Record extracts =
=-=-=

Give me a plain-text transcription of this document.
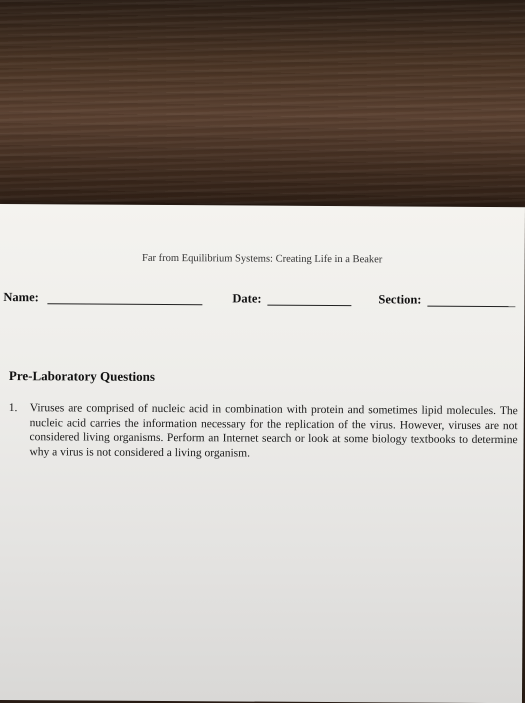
Far from Equilibrium Systems: Creating Life in a Beaker
Name:	Date:	Section:
Pre-Laboratory Questions
1. Viruses are comprised of nucleic acid in combination with protein and sometimes lipid molecules. The nucleic acid carries the information necessary for the replication of the virus. However, viruses are not considered living organisms. Perform an Internet search or look at some biology textbooks to determine why a virus is not considered a living organism.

=-=-=

What to do =
The whole listing must come back verbatim, with no pictures included.

Solved problem =
Give me a plain-text transcription of this document.
Far from Equilibrium Systems: Creating Life in a Beaker
Name:	Date:	Section:
Pre-Laboratory Questions
1. Viruses are comprised of nucleic acid in combination with protein and sometimes lipid molecules. The nucleic acid carries the information necessary for the replication of the virus. However, viruses are not considered living organisms. Perform an Internet search or look at some biology textbooks to determine why a virus is not considered a living organism.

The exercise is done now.